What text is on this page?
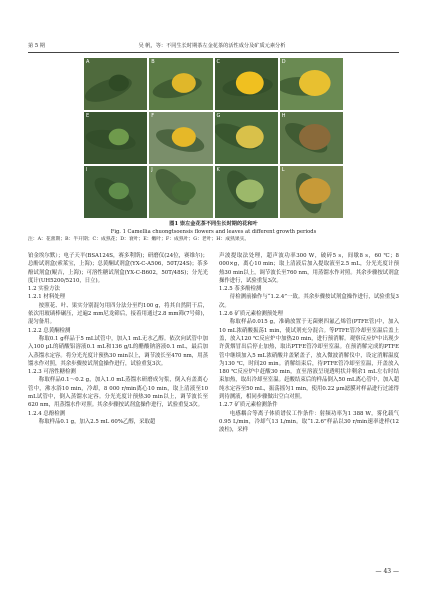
第 5 期	吴 帆，等：不同生长时期茶左金花茶的活性成分及矿质元素分析
A	B	C	D
E	F	G	H
I	J	K	L
图1 崇左金花茶不同生长时期的花和叶
Fig. 1 Camellia chuongtsoensis flowers and leaves at different growth periods
注：A：花蕾期；B：半开期；C：成熟花；D：衰叶；E：嫩叶；F：成熟叶；G：老叶；H：成熟果实。

铂金埃尔默）；电子天平(BSA124S，赛多利斯)；研磨仪(24位，赛维尔)；总酚试剂盒(索莱宝，上海)；总黄酮试剂盒(YX-C-A506，50T/24S)；茶多酚试剂盒(鲲吉，上海)；可溶性糖试剂盒(YX-C-B602，50T/48S)；分光光度计(UH5200/5210，日立)。

1.2 实验方法
1.2.1 材料处理

按照花、叶、果实分别混匀用四分法分至约100 g，将其自然阴干后，依次用玻璃棒碾压，过遍2 mm尼龙筛后，接着用通过2.8 mm筛(7号筛)，混匀备用。

1.2.2 总黄酮检测

称取0.1 g样品于5 mL试管中，加入1 mL无水乙醇。依次向试管中加入100 µL的硝酸铝溶液0.1 mL和136 g/L的醋酸钠溶液0.1 mL，最后加入蒸馏水定容。将分光光度计预热30 min以上，调节波长至470 nm，用蒸馏水作对照，其余步骤按试剂盒操作进行，试验重复3次。

1.2.3 可溶性糖检测

称取样品0.1～0.2 g，加入1.0 mL蒸馏水研磨成匀浆，倒入有盖离心管中，沸水浴10 min，冷却，8 000 r/min离心10 min，取上清液至10 mL试管中，倒入蒸馏水定容。分光光度计预热30 min以上，调节波长至620 nm，用蒸馏水作对照。其余步骤按试剂盒操作进行，试验重复3次。

1.2.4 总酚检测

称取样品0.1 g，加入2.5 mL 60%乙醇，采取超

声波提取法处理，超声波功率300 W，破碎5 s，间歇8 s，60 ℃；8 000×g，离心10 min；取上清液后加入提取液至2.5 mL，分光光度计预热30 min以上，调节波长至760 nm，用蒸馏水作对照。其余步骤按试剂盒操作进行，试验重复3次。

1.2.5 茶多酚检测

待检测前操作与“1.2.4”一致。其余步骤按试剂盒操作进行，试验重复3次。

1.2.6 矿质元素检测预处理

称取样品0.015 g，准确放置于无菌聚四氟乙烯管(PTFE管)中，加入10 mL浓硝酸振荡1 min，使试剂充分混合。等PTFE管冷却至室温后盖上盖，放入120 ℃反应炉中加热20 min，进行预消解。观察反应炉中出现少许黄烟冒出后停止加热，取出PTFE管冷却至室温。在预消解完成的PTFE管中继续加入5 mL浓硝酸并盖紧盖子，放入微波消解仪中，设定消解温度为130 ℃，时间20 min。消解结束后，待PTFE管冷却至室温，开盖放入180 ℃反应炉中赶酸30 min，直至溶液呈现透明状并剩余1 mL左右时结束加热，取出冷却至室温。赶酸结束后的样品倒入50 mL离心管中，加入超纯水定容至50 mL，振荡摇匀1 min，使用0.22 µm滤膜对样品进行过滤得到待测液，相同步骤做出空白对照。

1.2.7 矿质元素检测条件

电感耦合等离子体质谱仪工作条件：射频功率为1 388 W，雾化载气0.95 L/min，冷却气13 L/min。取“1.2.6”样品以30 r/min速率进样(12波柱)，采样

— 43 —
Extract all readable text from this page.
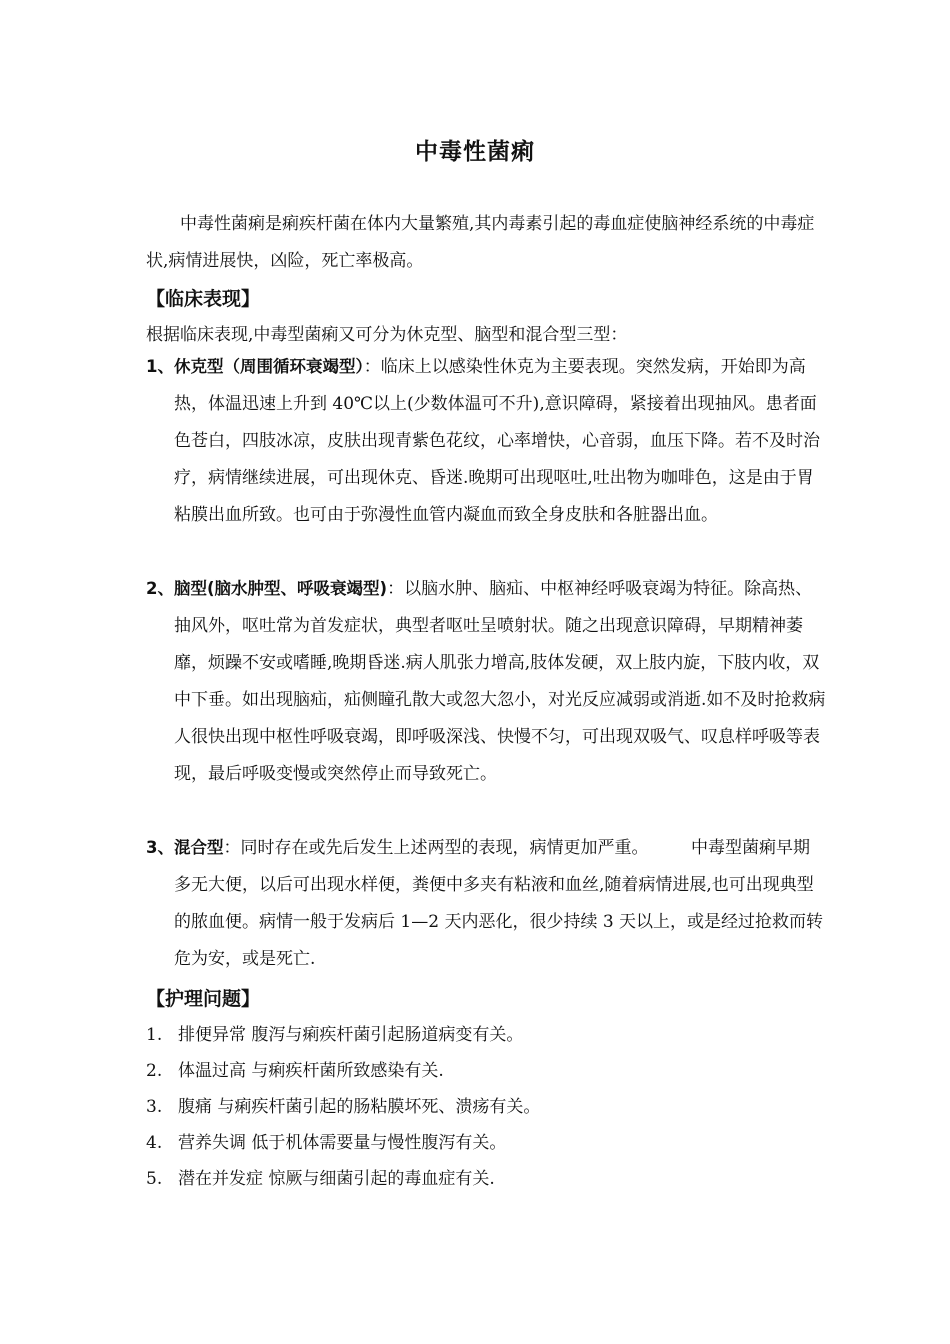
中毒性菌痢
中毒性菌痢是痢疾杆菌在体内大量繁殖,其内毒素引起的毒血症使脑神经系统的中毒症状,病情进展快，凶险，死亡率极高。
【临床表现】
根据临床表现,中毒型菌痢又可分为休克型、脑型和混合型三型：
1、休克型（周围循环衰竭型）：临床上以感染性休克为主要表现。突然发病，开始即为高热，体温迅速上升到 40℃以上(少数体温可不升),意识障碍，紧接着出现抽风。患者面色苍白，四肢冰凉，皮肤出现青紫色花纹，心率增快，心音弱，血压下降。若不及时治疗，病情继续进展，可出现休克、昏迷.晚期可出现呕吐,吐出物为咖啡色，这是由于胃粘膜出血所致。也可由于弥漫性血管内凝血而致全身皮肤和各脏器出血。
2、脑型(脑水肿型、呼吸衰竭型)：以脑水肿、脑疝、中枢神经呼吸衰竭为特征。除高热、抽风外，呕吐常为首发症状，典型者呕吐呈喷射状。随之出现意识障碍，早期精神萎靡，烦躁不安或嗜睡,晚期昏迷.病人肌张力增高,肢体发硬，双上肢内旋，下肢内收，双中下垂。如出现脑疝，疝侧瞳孔散大或忽大忽小，对光反应减弱或消逝.如不及时抢救病人很快出现中枢性呼吸衰竭，即呼吸深浅、快慢不匀，可出现双吸气、叹息样呼吸等表现，最后呼吸变慢或突然停止而导致死亡。
3、混合型：同时存在或先后发生上述两型的表现，病情更加严重。　　　中毒型菌痢早期多无大便，以后可出现水样便，粪便中多夹有粘液和血丝,随着病情进展,也可出现典型的脓血便。病情一般于发病后 1—2 天内恶化，很少持续 3 天以上，或是经过抢救而转危为安，或是死亡.
【护理问题】
1. 排便异常 腹泻与痢疾杆菌引起肠道病变有关。
2. 体温过高 与痢疾杆菌所致感染有关.
3. 腹痛 与痢疾杆菌引起的肠粘膜坏死、溃疡有关。
4. 营养失调 低于机体需要量与慢性腹泻有关。
5. 潜在并发症 惊厥与细菌引起的毒血症有关.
━━━
=== DIRECTION ===
Extract the text of all the records above verbatim, excluding pictures.

=== SOLVED EXERCISE ===
What text is on this page?
第 5 期	吴 帆，等：不同生长时期茶左金花茶的活性成分及矿质元素分析
A	B	C	D
E	F	G	H
I	J	K	L
图1 崇左金花茶不同生长时期的花和叶
Fig. 1 Camellia chuongtsoensis flowers and leaves at different growth periods
注：A：花蕾期；B：半开期；C：成熟花；D：衰叶；E：嫩叶；F：成熟叶；G：老叶；H：成熟果实。

铂金埃尔默）；电子天平(BSA124S，赛多利斯)；研磨仪(24位，赛维尔)；总酚试剂盒(索莱宝，上海)；总黄酮试剂盒(YX-C-A506，50T/24S)；茶多酚试剂盒(鲲吉，上海)；可溶性糖试剂盒(YX-C-B602，50T/48S)；分光光度计(UH5200/5210，日立)。

1.2 实验方法
1.2.1 材料处理

按照花、叶、果实分别混匀用四分法分至约100 g，将其自然阴干后，依次用玻璃棒碾压，过遍2 mm尼龙筛后，接着用通过2.8 mm筛(7号筛)，混匀备用。

1.2.2 总黄酮检测

称取0.1 g样品于5 mL试管中，加入1 mL无水乙醇。依次向试管中加入100 µL的硝酸铝溶液0.1 mL和136 g/L的醋酸钠溶液0.1 mL，最后加入蒸馏水定容。将分光光度计预热30 min以上，调节波长至470 nm，用蒸馏水作对照，其余步骤按试剂盒操作进行，试验重复3次。

1.2.3 可溶性糖检测

称取样品0.1～0.2 g，加入1.0 mL蒸馏水研磨成匀浆，倒入有盖离心管中，沸水浴10 min，冷却，8 000 r/min离心10 min，取上清液至10 mL试管中，倒入蒸馏水定容。分光光度计预热30 min以上，调节波长至620 nm，用蒸馏水作对照。其余步骤按试剂盒操作进行，试验重复3次。

1.2.4 总酚检测

称取样品0.1 g，加入2.5 mL 60%乙醇，采取超

声波提取法处理，超声波功率300 W，破碎5 s，间歇8 s，60 ℃；8 000×g，离心10 min；取上清液后加入提取液至2.5 mL，分光光度计预热30 min以上，调节波长至760 nm，用蒸馏水作对照。其余步骤按试剂盒操作进行，试验重复3次。

1.2.5 茶多酚检测

待检测前操作与“1.2.4”一致。其余步骤按试剂盒操作进行，试验重复3次。

1.2.6 矿质元素检测预处理

称取样品0.015 g，准确放置于无菌聚四氟乙烯管(PTFE管)中，加入10 mL浓硝酸振荡1 min，使试剂充分混合。等PTFE管冷却至室温后盖上盖，放入120 ℃反应炉中加热20 min，进行预消解。观察反应炉中出现少许黄烟冒出后停止加热，取出PTFE管冷却至室温。在预消解完成的PTFE管中继续加入5 mL浓硝酸并盖紧盖子，放入微波消解仪中，设定消解温度为130 ℃，时间20 min。消解结束后，待PTFE管冷却至室温，开盖放入180 ℃反应炉中赶酸30 min，直至溶液呈现透明状并剩余1 mL左右时结束加热，取出冷却至室温。赶酸结束后的样品倒入50 mL离心管中，加入超纯水定容至50 mL，振荡摇匀1 min，使用0.22 µm滤膜对样品进行过滤得到待测液，相同步骤做出空白对照。

1.2.7 矿质元素检测条件

电感耦合等离子体质谱仪工作条件：射频功率为1 388 W，雾化载气0.95 L/min，冷却气13 L/min。取“1.2.6”样品以30 r/min速率进样(12波柱)，采样

— 43 —
Extract all readable text from this page.
中毒性菌痢
中毒性菌痢是痢疾杆菌在体内大量繁殖,其内毒素引起的毒血症使脑神经系统的中毒症状,病情进展快，凶险，死亡率极高。
【临床表现】
根据临床表现,中毒型菌痢又可分为休克型、脑型和混合型三型：
1、休克型（周围循环衰竭型）：临床上以感染性休克为主要表现。突然发病，开始即为高热，体温迅速上升到 40℃以上(少数体温可不升),意识障碍，紧接着出现抽风。患者面色苍白，四肢冰凉，皮肤出现青紫色花纹，心率增快，心音弱，血压下降。若不及时治疗，病情继续进展，可出现休克、昏迷.晚期可出现呕吐,吐出物为咖啡色，这是由于胃粘膜出血所致。也可由于弥漫性血管内凝血而致全身皮肤和各脏器出血。
2、脑型(脑水肿型、呼吸衰竭型)：以脑水肿、脑疝、中枢神经呼吸衰竭为特征。除高热、抽风外，呕吐常为首发症状，典型者呕吐呈喷射状。随之出现意识障碍，早期精神萎靡，烦躁不安或嗜睡,晚期昏迷.病人肌张力增高,肢体发硬，双上肢内旋，下肢内收，双中下垂。如出现脑疝，疝侧瞳孔散大或忽大忽小，对光反应减弱或消逝.如不及时抢救病人很快出现中枢性呼吸衰竭，即呼吸深浅、快慢不匀，可出现双吸气、叹息样呼吸等表现，最后呼吸变慢或突然停止而导致死亡。
3、混合型：同时存在或先后发生上述两型的表现，病情更加严重。　　　中毒型菌痢早期多无大便，以后可出现水样便，粪便中多夹有粘液和血丝,随着病情进展,也可出现典型的脓血便。病情一般于发病后 1—2 天内恶化，很少持续 3 天以上，或是经过抢救而转危为安，或是死亡.
【护理问题】
1. 排便异常 腹泻与痢疾杆菌引起肠道病变有关。
2. 体温过高 与痢疾杆菌所致感染有关.
3. 腹痛 与痢疾杆菌引起的肠粘膜坏死、溃疡有关。
4. 营养失调 低于机体需要量与慢性腹泻有关。
5. 潜在并发症 惊厥与细菌引起的毒血症有关.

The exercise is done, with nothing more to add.